*** Block opens ***

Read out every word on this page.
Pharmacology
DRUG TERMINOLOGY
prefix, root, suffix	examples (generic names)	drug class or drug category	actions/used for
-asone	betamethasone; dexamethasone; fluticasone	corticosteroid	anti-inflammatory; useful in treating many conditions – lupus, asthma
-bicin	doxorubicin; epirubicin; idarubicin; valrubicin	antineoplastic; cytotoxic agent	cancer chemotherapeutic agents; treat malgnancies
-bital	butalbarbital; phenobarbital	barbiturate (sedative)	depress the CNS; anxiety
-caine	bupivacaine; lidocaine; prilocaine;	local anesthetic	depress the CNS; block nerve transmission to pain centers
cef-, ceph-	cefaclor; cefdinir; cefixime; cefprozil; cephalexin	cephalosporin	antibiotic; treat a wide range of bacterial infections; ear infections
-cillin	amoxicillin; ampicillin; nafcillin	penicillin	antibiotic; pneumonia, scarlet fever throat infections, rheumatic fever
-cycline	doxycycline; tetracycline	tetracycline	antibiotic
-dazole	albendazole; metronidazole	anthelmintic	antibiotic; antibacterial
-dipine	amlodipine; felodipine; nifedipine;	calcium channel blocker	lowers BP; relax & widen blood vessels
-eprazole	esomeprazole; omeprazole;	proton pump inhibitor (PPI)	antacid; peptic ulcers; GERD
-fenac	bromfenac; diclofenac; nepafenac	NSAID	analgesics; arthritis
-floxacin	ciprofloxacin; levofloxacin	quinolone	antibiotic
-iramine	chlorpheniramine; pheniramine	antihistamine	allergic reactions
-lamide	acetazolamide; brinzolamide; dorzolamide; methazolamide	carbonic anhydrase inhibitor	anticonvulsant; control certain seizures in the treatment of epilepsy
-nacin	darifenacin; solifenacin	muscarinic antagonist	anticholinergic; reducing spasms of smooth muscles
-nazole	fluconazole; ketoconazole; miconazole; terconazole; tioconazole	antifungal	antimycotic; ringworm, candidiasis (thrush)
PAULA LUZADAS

*** Block closes ***

*DESCRIPTION OF THE TASK*: Output every line of the listing exactly as written.

*ANSWER FOR THIS EXERCISE*:
Read out every word on this page.
Pharmacology
DRUG TERMINOLOGY
prefix, root, suffix	examples (generic names)	drug class or drug category	actions/used for
-asone	betamethasone; dexamethasone; fluticasone	corticosteroid	anti-inflammatory; useful in treating many conditions – lupus, asthma
-bicin	doxorubicin; epirubicin; idarubicin; valrubicin	antineoplastic; cytotoxic agent	cancer chemotherapeutic agents; treat malgnancies
-bital	butalbarbital; phenobarbital	barbiturate (sedative)	depress the CNS; anxiety
-caine	bupivacaine; lidocaine; prilocaine;	local anesthetic	depress the CNS; block nerve transmission to pain centers
cef-, ceph-	cefaclor; cefdinir; cefixime; cefprozil; cephalexin	cephalosporin	antibiotic; treat a wide range of bacterial infections; ear infections
-cillin	amoxicillin; ampicillin; nafcillin	penicillin	antibiotic; pneumonia, scarlet fever throat infections, rheumatic fever
-cycline	doxycycline; tetracycline	tetracycline	antibiotic
-dazole	albendazole; metronidazole	anthelmintic	antibiotic; antibacterial
-dipine	amlodipine; felodipine; nifedipine;	calcium channel blocker	lowers BP; relax & widen blood vessels
-eprazole	esomeprazole; omeprazole;	proton pump inhibitor (PPI)	antacid; peptic ulcers; GERD
-fenac	bromfenac; diclofenac; nepafenac	NSAID	analgesics; arthritis
-floxacin	ciprofloxacin; levofloxacin	quinolone	antibiotic
-iramine	chlorpheniramine; pheniramine	antihistamine	allergic reactions
-lamide	acetazolamide; brinzolamide; dorzolamide; methazolamide	carbonic anhydrase inhibitor	anticonvulsant; control certain seizures in the treatment of epilepsy
-nacin	darifenacin; solifenacin	muscarinic antagonist	anticholinergic; reducing spasms of smooth muscles
-nazole	fluconazole; ketoconazole; miconazole; terconazole; tioconazole	antifungal	antimycotic; ringworm, candidiasis (thrush)
PAULA LUZADAS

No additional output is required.